A new Senate report released Tuesday morning said the U.S. manufacturing sector has added half a million jobs since 2010 and exports of U.S.-made goods rose 38 percent over that same period.
The "Manufacturing Jobs for the Future" report analyzes legislation designed to sustain recent improvements and strengthen America’s 21st century workforce by expanding access to capital, opening markets abroad and creating necessary conditions for growth.
The Democrat-sponsored report analyzes how to improve employee skills, upgrade a crumbling transportation infrastructure, and ease “outdated and overly complex tax and regulatory systems” that are part of a broader initiative in the Senate led by Delaware Senator Christopher Coons and Minnesota Senator Amy Klobuchar.

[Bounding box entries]
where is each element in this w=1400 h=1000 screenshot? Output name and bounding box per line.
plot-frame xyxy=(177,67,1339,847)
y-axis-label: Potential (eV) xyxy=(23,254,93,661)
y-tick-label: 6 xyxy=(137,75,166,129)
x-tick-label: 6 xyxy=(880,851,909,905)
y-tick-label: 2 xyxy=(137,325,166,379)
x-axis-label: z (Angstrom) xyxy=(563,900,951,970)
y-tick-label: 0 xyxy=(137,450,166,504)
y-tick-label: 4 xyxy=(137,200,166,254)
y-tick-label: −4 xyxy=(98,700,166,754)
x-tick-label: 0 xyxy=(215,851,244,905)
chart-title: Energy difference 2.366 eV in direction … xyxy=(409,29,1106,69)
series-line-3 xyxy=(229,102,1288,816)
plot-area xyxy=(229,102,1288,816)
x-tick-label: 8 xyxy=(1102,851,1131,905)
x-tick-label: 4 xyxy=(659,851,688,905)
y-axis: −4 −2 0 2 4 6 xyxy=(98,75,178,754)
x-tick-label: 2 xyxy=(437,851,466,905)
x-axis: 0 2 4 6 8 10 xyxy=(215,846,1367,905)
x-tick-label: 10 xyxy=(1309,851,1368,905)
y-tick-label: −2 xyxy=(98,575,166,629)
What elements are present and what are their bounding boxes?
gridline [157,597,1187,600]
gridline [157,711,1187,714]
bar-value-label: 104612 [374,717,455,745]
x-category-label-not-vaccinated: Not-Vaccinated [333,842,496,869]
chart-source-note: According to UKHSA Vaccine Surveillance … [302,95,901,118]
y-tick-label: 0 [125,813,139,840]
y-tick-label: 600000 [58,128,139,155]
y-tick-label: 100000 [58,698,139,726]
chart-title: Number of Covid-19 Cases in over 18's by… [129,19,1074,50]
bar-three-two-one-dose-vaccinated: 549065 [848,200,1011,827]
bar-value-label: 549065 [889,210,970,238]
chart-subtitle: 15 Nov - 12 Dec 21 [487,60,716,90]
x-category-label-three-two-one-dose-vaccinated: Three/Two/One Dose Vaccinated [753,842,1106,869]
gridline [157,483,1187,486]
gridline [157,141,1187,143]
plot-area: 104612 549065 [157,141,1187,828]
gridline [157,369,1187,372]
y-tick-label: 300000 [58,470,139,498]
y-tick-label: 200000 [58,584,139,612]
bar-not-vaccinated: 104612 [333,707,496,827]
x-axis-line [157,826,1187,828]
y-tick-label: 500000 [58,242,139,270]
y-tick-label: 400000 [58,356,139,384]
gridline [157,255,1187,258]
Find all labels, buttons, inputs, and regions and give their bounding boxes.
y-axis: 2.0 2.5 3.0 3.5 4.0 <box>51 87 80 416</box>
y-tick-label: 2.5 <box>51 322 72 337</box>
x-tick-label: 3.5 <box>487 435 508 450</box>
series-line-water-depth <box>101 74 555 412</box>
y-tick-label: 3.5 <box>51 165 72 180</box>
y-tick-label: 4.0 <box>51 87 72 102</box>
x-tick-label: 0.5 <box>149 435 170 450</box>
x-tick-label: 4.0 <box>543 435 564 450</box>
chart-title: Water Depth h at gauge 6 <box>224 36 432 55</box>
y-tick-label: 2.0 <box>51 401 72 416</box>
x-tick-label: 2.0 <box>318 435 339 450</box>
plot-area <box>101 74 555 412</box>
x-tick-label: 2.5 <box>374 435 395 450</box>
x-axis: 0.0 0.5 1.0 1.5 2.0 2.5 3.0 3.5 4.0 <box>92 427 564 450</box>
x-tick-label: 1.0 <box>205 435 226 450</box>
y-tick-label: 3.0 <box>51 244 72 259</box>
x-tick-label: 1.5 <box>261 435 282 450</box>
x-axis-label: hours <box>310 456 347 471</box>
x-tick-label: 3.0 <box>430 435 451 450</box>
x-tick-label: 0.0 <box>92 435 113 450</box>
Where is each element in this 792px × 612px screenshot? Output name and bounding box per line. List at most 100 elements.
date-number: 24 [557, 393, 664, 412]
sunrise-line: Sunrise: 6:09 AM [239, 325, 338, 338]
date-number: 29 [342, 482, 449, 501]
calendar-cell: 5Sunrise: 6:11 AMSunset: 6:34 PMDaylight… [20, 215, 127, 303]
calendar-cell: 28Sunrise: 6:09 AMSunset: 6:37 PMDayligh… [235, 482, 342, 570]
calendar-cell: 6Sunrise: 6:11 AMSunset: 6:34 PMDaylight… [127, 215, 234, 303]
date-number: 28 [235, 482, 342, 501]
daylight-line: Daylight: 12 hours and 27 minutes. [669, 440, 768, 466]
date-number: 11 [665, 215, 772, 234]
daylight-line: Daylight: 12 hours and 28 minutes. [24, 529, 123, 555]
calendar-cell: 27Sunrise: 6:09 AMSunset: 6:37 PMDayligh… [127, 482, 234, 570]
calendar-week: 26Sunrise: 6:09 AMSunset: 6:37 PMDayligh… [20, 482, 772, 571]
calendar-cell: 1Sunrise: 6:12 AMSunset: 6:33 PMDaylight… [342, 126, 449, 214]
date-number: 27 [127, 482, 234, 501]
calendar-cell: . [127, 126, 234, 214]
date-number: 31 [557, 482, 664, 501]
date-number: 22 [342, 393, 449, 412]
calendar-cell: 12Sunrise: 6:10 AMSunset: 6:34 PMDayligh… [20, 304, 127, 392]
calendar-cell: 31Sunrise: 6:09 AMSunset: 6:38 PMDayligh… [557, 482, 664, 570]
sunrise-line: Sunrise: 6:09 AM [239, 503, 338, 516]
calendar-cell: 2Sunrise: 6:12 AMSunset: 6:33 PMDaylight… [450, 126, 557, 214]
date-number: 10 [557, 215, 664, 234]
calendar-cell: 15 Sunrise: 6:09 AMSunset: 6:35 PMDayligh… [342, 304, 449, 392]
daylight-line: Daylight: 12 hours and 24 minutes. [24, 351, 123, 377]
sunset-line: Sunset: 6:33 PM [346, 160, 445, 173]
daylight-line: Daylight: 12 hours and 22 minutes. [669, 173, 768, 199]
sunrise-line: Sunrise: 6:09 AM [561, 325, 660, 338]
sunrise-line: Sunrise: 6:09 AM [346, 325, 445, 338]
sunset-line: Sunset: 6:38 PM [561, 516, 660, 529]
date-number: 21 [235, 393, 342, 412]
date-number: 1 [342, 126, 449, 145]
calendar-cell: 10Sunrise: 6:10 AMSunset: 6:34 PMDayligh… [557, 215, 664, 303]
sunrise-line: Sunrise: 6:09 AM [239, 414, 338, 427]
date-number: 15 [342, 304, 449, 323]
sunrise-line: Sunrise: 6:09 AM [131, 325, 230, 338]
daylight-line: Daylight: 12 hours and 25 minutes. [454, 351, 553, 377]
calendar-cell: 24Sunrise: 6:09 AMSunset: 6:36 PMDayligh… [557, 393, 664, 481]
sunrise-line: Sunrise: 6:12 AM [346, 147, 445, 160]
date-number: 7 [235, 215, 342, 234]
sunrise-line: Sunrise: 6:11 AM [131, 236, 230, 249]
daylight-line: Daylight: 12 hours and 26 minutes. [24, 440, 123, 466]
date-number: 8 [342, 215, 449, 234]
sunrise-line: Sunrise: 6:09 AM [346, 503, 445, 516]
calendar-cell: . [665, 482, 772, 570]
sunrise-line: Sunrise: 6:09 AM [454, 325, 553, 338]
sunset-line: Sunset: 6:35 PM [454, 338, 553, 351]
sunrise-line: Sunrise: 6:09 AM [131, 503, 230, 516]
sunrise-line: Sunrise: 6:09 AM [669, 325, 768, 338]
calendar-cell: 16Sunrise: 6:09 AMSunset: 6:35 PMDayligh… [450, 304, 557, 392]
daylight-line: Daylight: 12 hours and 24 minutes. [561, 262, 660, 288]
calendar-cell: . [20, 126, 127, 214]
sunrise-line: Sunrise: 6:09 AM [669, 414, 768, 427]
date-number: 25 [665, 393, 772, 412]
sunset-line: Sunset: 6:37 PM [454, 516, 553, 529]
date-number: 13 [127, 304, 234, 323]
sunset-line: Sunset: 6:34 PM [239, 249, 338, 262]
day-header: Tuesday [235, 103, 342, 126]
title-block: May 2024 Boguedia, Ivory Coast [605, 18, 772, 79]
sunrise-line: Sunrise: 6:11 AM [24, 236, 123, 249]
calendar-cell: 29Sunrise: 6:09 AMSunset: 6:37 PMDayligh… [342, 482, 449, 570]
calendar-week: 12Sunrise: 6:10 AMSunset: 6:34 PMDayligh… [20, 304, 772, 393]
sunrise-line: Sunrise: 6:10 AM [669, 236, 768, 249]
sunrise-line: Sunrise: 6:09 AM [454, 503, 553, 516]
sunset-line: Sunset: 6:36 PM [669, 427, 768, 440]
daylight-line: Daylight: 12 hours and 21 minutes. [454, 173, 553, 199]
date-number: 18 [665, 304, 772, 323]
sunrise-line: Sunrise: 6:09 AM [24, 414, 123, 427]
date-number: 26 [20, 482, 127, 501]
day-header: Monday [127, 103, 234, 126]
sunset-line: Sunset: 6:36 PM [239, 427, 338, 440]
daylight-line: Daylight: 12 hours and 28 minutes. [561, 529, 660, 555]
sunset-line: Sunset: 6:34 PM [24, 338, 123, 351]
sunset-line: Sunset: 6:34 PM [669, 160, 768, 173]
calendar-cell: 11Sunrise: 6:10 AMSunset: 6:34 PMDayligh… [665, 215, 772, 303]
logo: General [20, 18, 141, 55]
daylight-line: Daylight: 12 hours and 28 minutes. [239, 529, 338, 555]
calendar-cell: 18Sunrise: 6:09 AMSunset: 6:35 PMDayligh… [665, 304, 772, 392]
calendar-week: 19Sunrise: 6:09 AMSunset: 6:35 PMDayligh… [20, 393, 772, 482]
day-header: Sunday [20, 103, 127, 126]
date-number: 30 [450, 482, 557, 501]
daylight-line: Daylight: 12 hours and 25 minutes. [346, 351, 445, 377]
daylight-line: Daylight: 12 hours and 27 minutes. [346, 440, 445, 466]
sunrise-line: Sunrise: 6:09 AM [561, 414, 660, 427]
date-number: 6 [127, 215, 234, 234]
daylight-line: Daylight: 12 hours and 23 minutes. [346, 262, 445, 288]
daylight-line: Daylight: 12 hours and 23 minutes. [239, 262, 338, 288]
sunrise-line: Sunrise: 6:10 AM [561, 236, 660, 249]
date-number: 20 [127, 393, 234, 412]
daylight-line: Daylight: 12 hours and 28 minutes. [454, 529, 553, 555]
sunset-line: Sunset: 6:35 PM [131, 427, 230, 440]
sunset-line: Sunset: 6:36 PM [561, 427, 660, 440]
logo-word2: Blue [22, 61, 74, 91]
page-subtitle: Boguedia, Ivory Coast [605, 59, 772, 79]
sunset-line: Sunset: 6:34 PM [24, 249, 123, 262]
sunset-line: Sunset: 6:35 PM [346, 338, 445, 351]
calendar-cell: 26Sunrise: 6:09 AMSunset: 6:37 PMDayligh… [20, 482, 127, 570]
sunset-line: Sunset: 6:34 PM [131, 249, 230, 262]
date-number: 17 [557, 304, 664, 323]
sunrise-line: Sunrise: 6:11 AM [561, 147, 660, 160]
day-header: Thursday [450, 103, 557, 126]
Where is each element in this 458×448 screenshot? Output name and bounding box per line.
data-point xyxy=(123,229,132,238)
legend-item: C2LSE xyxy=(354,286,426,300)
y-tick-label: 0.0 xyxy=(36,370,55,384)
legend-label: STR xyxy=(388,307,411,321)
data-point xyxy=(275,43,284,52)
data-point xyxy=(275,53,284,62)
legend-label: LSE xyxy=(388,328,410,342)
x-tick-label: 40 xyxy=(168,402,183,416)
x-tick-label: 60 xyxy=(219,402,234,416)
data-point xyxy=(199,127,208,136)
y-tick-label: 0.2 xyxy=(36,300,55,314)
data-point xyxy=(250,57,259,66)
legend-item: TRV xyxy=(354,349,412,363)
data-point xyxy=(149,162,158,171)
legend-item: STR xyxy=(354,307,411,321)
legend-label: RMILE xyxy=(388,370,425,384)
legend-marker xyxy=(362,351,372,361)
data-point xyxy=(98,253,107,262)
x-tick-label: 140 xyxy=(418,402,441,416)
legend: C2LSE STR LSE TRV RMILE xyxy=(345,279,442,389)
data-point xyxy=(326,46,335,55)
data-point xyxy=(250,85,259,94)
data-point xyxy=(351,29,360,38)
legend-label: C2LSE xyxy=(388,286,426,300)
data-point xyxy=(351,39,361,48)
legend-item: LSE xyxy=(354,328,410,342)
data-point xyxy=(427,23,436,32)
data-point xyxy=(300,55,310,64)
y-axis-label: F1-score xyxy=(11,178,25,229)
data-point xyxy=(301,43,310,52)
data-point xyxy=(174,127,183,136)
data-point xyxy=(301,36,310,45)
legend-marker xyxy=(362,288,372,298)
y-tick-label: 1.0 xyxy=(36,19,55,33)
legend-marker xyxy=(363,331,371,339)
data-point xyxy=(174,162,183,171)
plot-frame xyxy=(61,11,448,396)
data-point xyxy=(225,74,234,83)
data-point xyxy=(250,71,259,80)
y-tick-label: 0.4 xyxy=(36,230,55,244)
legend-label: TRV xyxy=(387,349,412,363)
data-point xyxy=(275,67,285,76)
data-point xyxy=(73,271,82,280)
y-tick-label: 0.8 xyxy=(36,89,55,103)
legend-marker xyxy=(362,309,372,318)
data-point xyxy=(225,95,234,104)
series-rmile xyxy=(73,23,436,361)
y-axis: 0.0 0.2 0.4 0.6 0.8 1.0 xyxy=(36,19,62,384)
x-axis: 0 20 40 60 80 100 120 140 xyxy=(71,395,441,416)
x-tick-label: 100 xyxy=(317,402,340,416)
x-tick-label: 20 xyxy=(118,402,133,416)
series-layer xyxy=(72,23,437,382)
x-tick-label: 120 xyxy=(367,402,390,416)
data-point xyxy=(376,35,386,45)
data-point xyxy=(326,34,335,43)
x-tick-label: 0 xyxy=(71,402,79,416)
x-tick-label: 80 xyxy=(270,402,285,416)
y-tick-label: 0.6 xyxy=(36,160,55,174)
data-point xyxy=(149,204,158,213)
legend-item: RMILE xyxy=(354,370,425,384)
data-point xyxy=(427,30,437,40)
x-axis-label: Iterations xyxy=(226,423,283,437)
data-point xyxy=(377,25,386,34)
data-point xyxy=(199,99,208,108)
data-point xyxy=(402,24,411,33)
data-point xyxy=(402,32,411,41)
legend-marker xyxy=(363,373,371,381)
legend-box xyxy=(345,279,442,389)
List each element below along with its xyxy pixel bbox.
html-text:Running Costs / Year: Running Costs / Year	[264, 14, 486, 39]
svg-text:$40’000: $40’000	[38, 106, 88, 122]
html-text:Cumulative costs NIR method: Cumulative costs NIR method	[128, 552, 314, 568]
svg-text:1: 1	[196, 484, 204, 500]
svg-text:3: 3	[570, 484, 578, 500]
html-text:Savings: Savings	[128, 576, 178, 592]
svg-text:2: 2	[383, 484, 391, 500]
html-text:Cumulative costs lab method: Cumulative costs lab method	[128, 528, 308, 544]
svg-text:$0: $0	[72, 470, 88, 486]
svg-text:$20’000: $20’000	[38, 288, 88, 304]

Exercise goal:
Answer these questions using the Senate manufacturing article above.
1. How many jobs has the U.S. manufacturing sector added since 2010?
2. What is the title of the report?
3. Which two senators lead the broader Senate initiative?

Solution for this exercise:
1. Half a million.
2. "Manufacturing Jobs for the Future."
3. Delaware Senator Christopher Coons and Minnesota Senator Amy Klobuchar.